Structured figure records:

** START **

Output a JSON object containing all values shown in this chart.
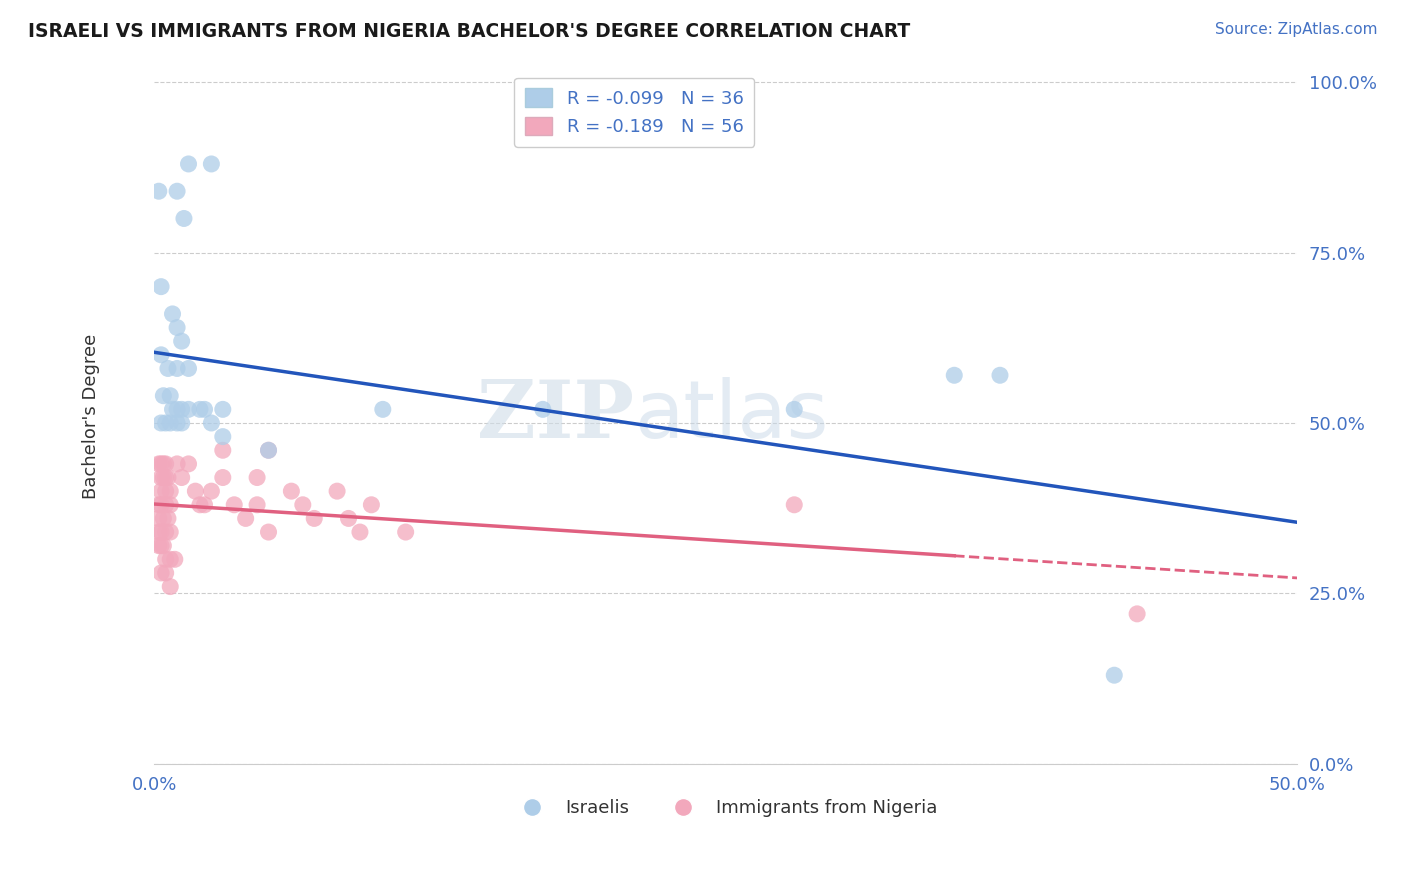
{
  "title": "ISRAELI VS IMMIGRANTS FROM NIGERIA BACHELOR'S DEGREE CORRELATION CHART",
  "source": "Source: ZipAtlas.com",
  "ylabel": "Bachelor's Degree",
  "legend_israeli": "R = -0.099   N = 36",
  "legend_nigeria": "R = -0.189   N = 56",
  "legend_label_israeli": "Israelis",
  "legend_label_nigeria": "Immigrants from Nigeria",
  "xmin": 0.0,
  "xmax": 0.5,
  "ymin": 0.0,
  "ymax": 1.02,
  "watermark_zip": "ZIP",
  "watermark_atlas": "atlas",
  "israeli_color": "#aecde8",
  "nigeria_color": "#f2a8bc",
  "trendline_israeli_color": "#2255bb",
  "trendline_nigeria_color": "#e06080",
  "background_color": "#ffffff",
  "grid_color": "#cccccc",
  "israeli_points": [
    [
      0.002,
      0.84
    ],
    [
      0.01,
      0.84
    ],
    [
      0.015,
      0.88
    ],
    [
      0.013,
      0.8
    ],
    [
      0.025,
      0.88
    ],
    [
      0.003,
      0.7
    ],
    [
      0.008,
      0.66
    ],
    [
      0.01,
      0.64
    ],
    [
      0.012,
      0.62
    ],
    [
      0.003,
      0.6
    ],
    [
      0.006,
      0.58
    ],
    [
      0.01,
      0.58
    ],
    [
      0.015,
      0.58
    ],
    [
      0.004,
      0.54
    ],
    [
      0.007,
      0.54
    ],
    [
      0.008,
      0.52
    ],
    [
      0.01,
      0.52
    ],
    [
      0.012,
      0.52
    ],
    [
      0.015,
      0.52
    ],
    [
      0.003,
      0.5
    ],
    [
      0.005,
      0.5
    ],
    [
      0.007,
      0.5
    ],
    [
      0.01,
      0.5
    ],
    [
      0.012,
      0.5
    ],
    [
      0.02,
      0.52
    ],
    [
      0.022,
      0.52
    ],
    [
      0.025,
      0.5
    ],
    [
      0.03,
      0.48
    ],
    [
      0.03,
      0.52
    ],
    [
      0.05,
      0.46
    ],
    [
      0.1,
      0.52
    ],
    [
      0.17,
      0.52
    ],
    [
      0.28,
      0.52
    ],
    [
      0.35,
      0.57
    ],
    [
      0.37,
      0.57
    ],
    [
      0.42,
      0.13
    ]
  ],
  "nigeria_points": [
    [
      0.002,
      0.44
    ],
    [
      0.003,
      0.44
    ],
    [
      0.004,
      0.44
    ],
    [
      0.005,
      0.44
    ],
    [
      0.003,
      0.42
    ],
    [
      0.004,
      0.42
    ],
    [
      0.005,
      0.42
    ],
    [
      0.006,
      0.42
    ],
    [
      0.003,
      0.4
    ],
    [
      0.005,
      0.4
    ],
    [
      0.007,
      0.4
    ],
    [
      0.002,
      0.38
    ],
    [
      0.003,
      0.38
    ],
    [
      0.005,
      0.38
    ],
    [
      0.007,
      0.38
    ],
    [
      0.002,
      0.36
    ],
    [
      0.004,
      0.36
    ],
    [
      0.006,
      0.36
    ],
    [
      0.002,
      0.34
    ],
    [
      0.003,
      0.34
    ],
    [
      0.005,
      0.34
    ],
    [
      0.007,
      0.34
    ],
    [
      0.002,
      0.32
    ],
    [
      0.003,
      0.32
    ],
    [
      0.004,
      0.32
    ],
    [
      0.005,
      0.3
    ],
    [
      0.007,
      0.3
    ],
    [
      0.009,
      0.3
    ],
    [
      0.003,
      0.28
    ],
    [
      0.005,
      0.28
    ],
    [
      0.007,
      0.26
    ],
    [
      0.01,
      0.44
    ],
    [
      0.012,
      0.42
    ],
    [
      0.015,
      0.44
    ],
    [
      0.018,
      0.4
    ],
    [
      0.02,
      0.38
    ],
    [
      0.022,
      0.38
    ],
    [
      0.025,
      0.4
    ],
    [
      0.03,
      0.42
    ],
    [
      0.035,
      0.38
    ],
    [
      0.04,
      0.36
    ],
    [
      0.045,
      0.38
    ],
    [
      0.05,
      0.34
    ],
    [
      0.06,
      0.4
    ],
    [
      0.065,
      0.38
    ],
    [
      0.07,
      0.36
    ],
    [
      0.08,
      0.4
    ],
    [
      0.085,
      0.36
    ],
    [
      0.09,
      0.34
    ],
    [
      0.095,
      0.38
    ],
    [
      0.11,
      0.34
    ],
    [
      0.05,
      0.46
    ],
    [
      0.28,
      0.38
    ],
    [
      0.03,
      0.46
    ],
    [
      0.045,
      0.42
    ],
    [
      0.43,
      0.22
    ]
  ],
  "ytick_labels": [
    "0.0%",
    "25.0%",
    "50.0%",
    "75.0%",
    "100.0%"
  ],
  "ytick_values": [
    0.0,
    0.25,
    0.5,
    0.75,
    1.0
  ],
  "xtick_labels": [
    "0.0%",
    "50.0%"
  ],
  "xtick_values": [
    0.0,
    0.5
  ],
  "trendline_dash_start": 0.35
}
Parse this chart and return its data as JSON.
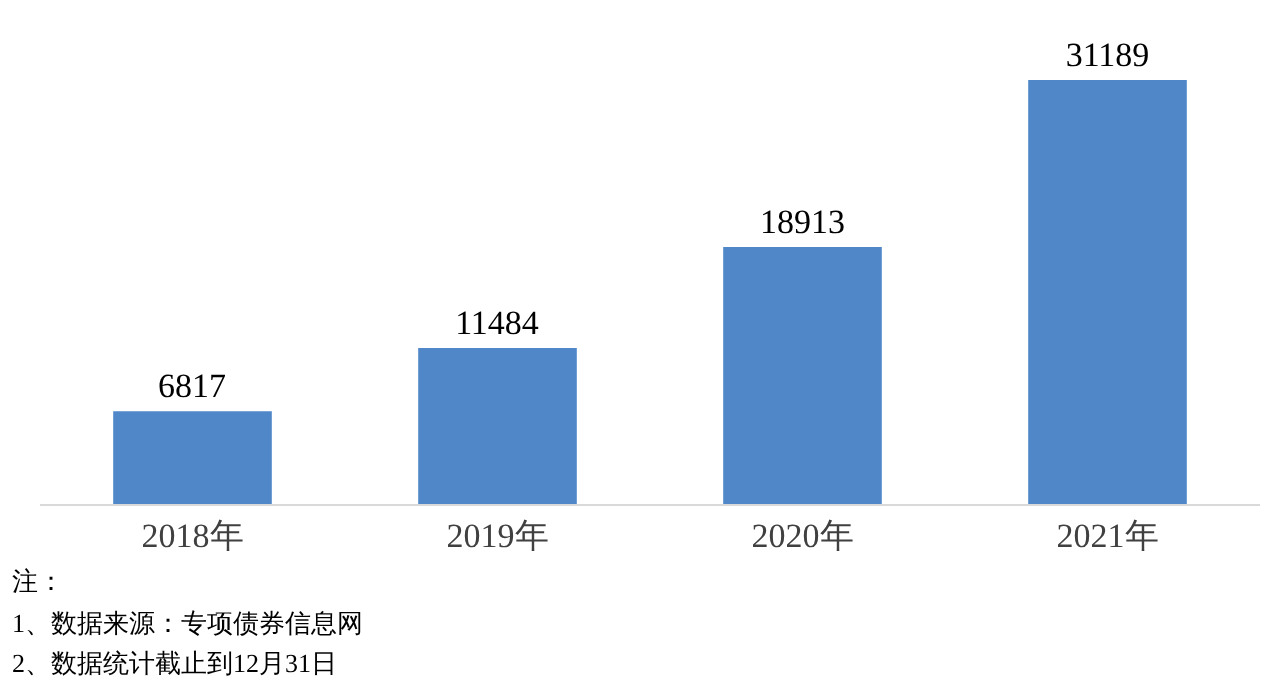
{
  "chart_data": {
    "type": "bar",
    "categories": [
      "2018年",
      "2019年",
      "2020年",
      "2021年"
    ],
    "values": [
      6817,
      11484,
      18913,
      31189
    ],
    "color": "#4f87c8",
    "data_labels": true,
    "tick_labels": "x",
    "annotations": [
      "注：",
      "1、数据来源：专项债券信息网",
      "2、数据统计截止到12月31日"
    ]
  }
}
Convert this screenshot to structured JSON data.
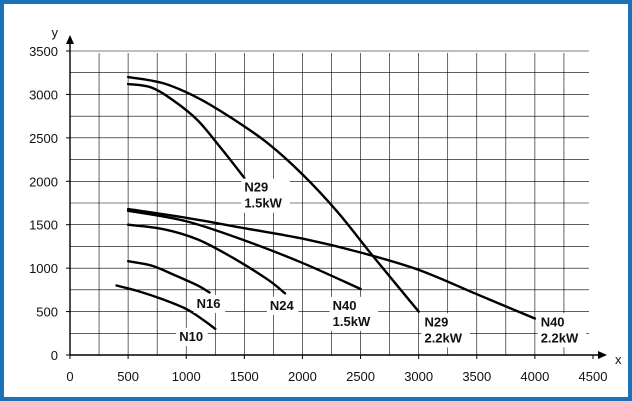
{
  "colors": {
    "frame": "#1a73b8",
    "grid": "#000000",
    "curve": "#000000",
    "background": "#ffffff"
  },
  "chart_data": {
    "type": "line",
    "title": "",
    "xlabel": "x",
    "ylabel": "y",
    "xlim": [
      0,
      4500
    ],
    "ylim": [
      0,
      3500
    ],
    "xticks": [
      0,
      500,
      1000,
      1500,
      2000,
      2500,
      3000,
      3500,
      4000,
      4500
    ],
    "yticks": [
      0,
      500,
      1000,
      1500,
      2000,
      2500,
      3000,
      3500
    ],
    "grid": true,
    "series": [
      {
        "name": "N29 1.5kW",
        "label_lines": [
          "N29",
          "1.5kW"
        ],
        "label_at": [
          1500,
          1880
        ],
        "x": [
          500,
          700,
          900,
          1100,
          1300,
          1500
        ],
        "y": [
          3120,
          3080,
          2920,
          2700,
          2380,
          2040
        ]
      },
      {
        "name": "N29 2.2kW",
        "label_lines": [
          "N29",
          "2.2kW"
        ],
        "label_at": [
          3050,
          330
        ],
        "x": [
          500,
          800,
          1100,
          1400,
          1700,
          2000,
          2300,
          2600,
          3000
        ],
        "y": [
          3200,
          3130,
          2960,
          2720,
          2440,
          2080,
          1650,
          1150,
          500
        ]
      },
      {
        "name": "N40 2.2kW",
        "label_lines": [
          "N40",
          "2.2kW"
        ],
        "label_at": [
          4050,
          330
        ],
        "x": [
          500,
          1000,
          1500,
          2000,
          2500,
          3000,
          3500,
          4000
        ],
        "y": [
          1680,
          1580,
          1460,
          1340,
          1180,
          980,
          700,
          420
        ]
      },
      {
        "name": "N40 1.5kW",
        "label_lines": [
          "N40",
          "1.5kW"
        ],
        "label_at": [
          2260,
          520
        ],
        "x": [
          500,
          1000,
          1500,
          2000,
          2500
        ],
        "y": [
          1660,
          1540,
          1320,
          1060,
          760
        ]
      },
      {
        "name": "N24",
        "label_lines": [
          "N24"
        ],
        "label_at": [
          1720,
          520
        ],
        "x": [
          500,
          800,
          1100,
          1400,
          1700,
          1850
        ],
        "y": [
          1500,
          1450,
          1330,
          1120,
          870,
          710
        ]
      },
      {
        "name": "N16",
        "label_lines": [
          "N16"
        ],
        "label_at": [
          1090,
          540
        ],
        "x": [
          500,
          700,
          900,
          1100,
          1200
        ],
        "y": [
          1080,
          1030,
          920,
          800,
          720
        ]
      },
      {
        "name": "N10",
        "label_lines": [
          "N10"
        ],
        "label_at": [
          940,
          160
        ],
        "x": [
          400,
          600,
          800,
          1000,
          1150,
          1250
        ],
        "y": [
          800,
          730,
          640,
          530,
          400,
          300
        ]
      }
    ]
  }
}
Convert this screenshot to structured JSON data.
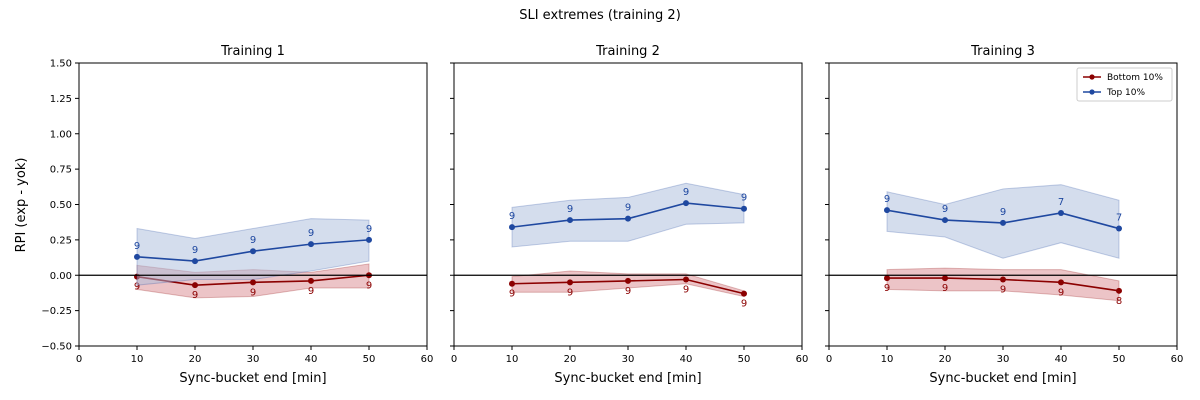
{
  "colors": {
    "bottom": "#8b0000",
    "top": "#1f48a0",
    "bottom_band": "#d98a90",
    "top_band": "#a9bcdc"
  },
  "chart_data": {
    "type": "line",
    "suptitle": "SLI extremes (training 2)",
    "xlabel": "Sync-bucket end [min]",
    "ylabel": "RPI (exp - yok)",
    "xlim": [
      0,
      60
    ],
    "ylim": [
      -0.5,
      1.5
    ],
    "xticks": [
      "0",
      "10",
      "20",
      "30",
      "40",
      "50",
      "60"
    ],
    "yticks": [
      "−0.50",
      "−0.25",
      "0.00",
      "0.25",
      "0.50",
      "0.75",
      "1.00",
      "1.25",
      "1.50"
    ],
    "ytick_values": [
      -0.5,
      -0.25,
      0,
      0.25,
      0.5,
      0.75,
      1.0,
      1.25,
      1.5
    ],
    "xtick_values": [
      0,
      10,
      20,
      30,
      40,
      50,
      60
    ],
    "legend": {
      "placement": "top-right",
      "entries": [
        "Bottom 10%",
        "Top 10%"
      ]
    },
    "panels": [
      {
        "title": "Training 1",
        "x": [
          10,
          20,
          30,
          40,
          50
        ],
        "series": [
          {
            "name": "Bottom 10%",
            "values": [
              -0.01,
              -0.07,
              -0.05,
              -0.04,
              0.0
            ],
            "ci_low": [
              -0.1,
              -0.16,
              -0.15,
              -0.09,
              -0.09
            ],
            "ci_high": [
              0.07,
              0.02,
              0.04,
              0.02,
              0.08
            ],
            "n": [
              "9",
              "9",
              "9",
              "9",
              "9"
            ]
          },
          {
            "name": "Top 10%",
            "values": [
              0.13,
              0.1,
              0.17,
              0.22,
              0.25
            ],
            "ci_low": [
              -0.07,
              -0.03,
              -0.03,
              0.03,
              0.1
            ],
            "ci_high": [
              0.33,
              0.26,
              0.33,
              0.4,
              0.39
            ],
            "n": [
              "9",
              "9",
              "9",
              "9",
              "9"
            ]
          }
        ]
      },
      {
        "title": "Training 2",
        "x": [
          10,
          20,
          30,
          40,
          50
        ],
        "series": [
          {
            "name": "Bottom 10%",
            "values": [
              -0.06,
              -0.05,
              -0.04,
              -0.03,
              -0.13
            ],
            "ci_low": [
              -0.12,
              -0.12,
              -0.09,
              -0.06,
              -0.15
            ],
            "ci_high": [
              -0.01,
              0.03,
              0.01,
              0.01,
              -0.11
            ],
            "n": [
              "9",
              "9",
              "9",
              "9",
              "9"
            ]
          },
          {
            "name": "Top 10%",
            "values": [
              0.34,
              0.39,
              0.4,
              0.51,
              0.47
            ],
            "ci_low": [
              0.2,
              0.24,
              0.24,
              0.36,
              0.37
            ],
            "ci_high": [
              0.48,
              0.53,
              0.55,
              0.65,
              0.57
            ],
            "n": [
              "9",
              "9",
              "9",
              "9",
              "9"
            ]
          }
        ]
      },
      {
        "title": "Training 3",
        "x": [
          10,
          20,
          30,
          40,
          50
        ],
        "series": [
          {
            "name": "Bottom 10%",
            "values": [
              -0.02,
              -0.02,
              -0.03,
              -0.05,
              -0.11
            ],
            "ci_low": [
              -0.1,
              -0.11,
              -0.11,
              -0.14,
              -0.18
            ],
            "ci_high": [
              0.04,
              0.05,
              0.04,
              0.04,
              -0.04
            ],
            "n": [
              "9",
              "9",
              "9",
              "9",
              "8"
            ]
          },
          {
            "name": "Top 10%",
            "values": [
              0.46,
              0.39,
              0.37,
              0.44,
              0.33
            ],
            "ci_low": [
              0.31,
              0.27,
              0.12,
              0.23,
              0.12
            ],
            "ci_high": [
              0.59,
              0.5,
              0.61,
              0.64,
              0.53
            ],
            "n": [
              "9",
              "9",
              "9",
              "7",
              "7"
            ]
          }
        ]
      }
    ]
  }
}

** END **

Instructions to follow: Identify the lines of the entries containing the string "this". Copy each such line.

Complete output:
Output a JSON object containing all values shown in this chart.
Parse this chart and return its data as JSON.
Convert this screenshot to structured JSON data.
Convert this screenshot to structured JSON data.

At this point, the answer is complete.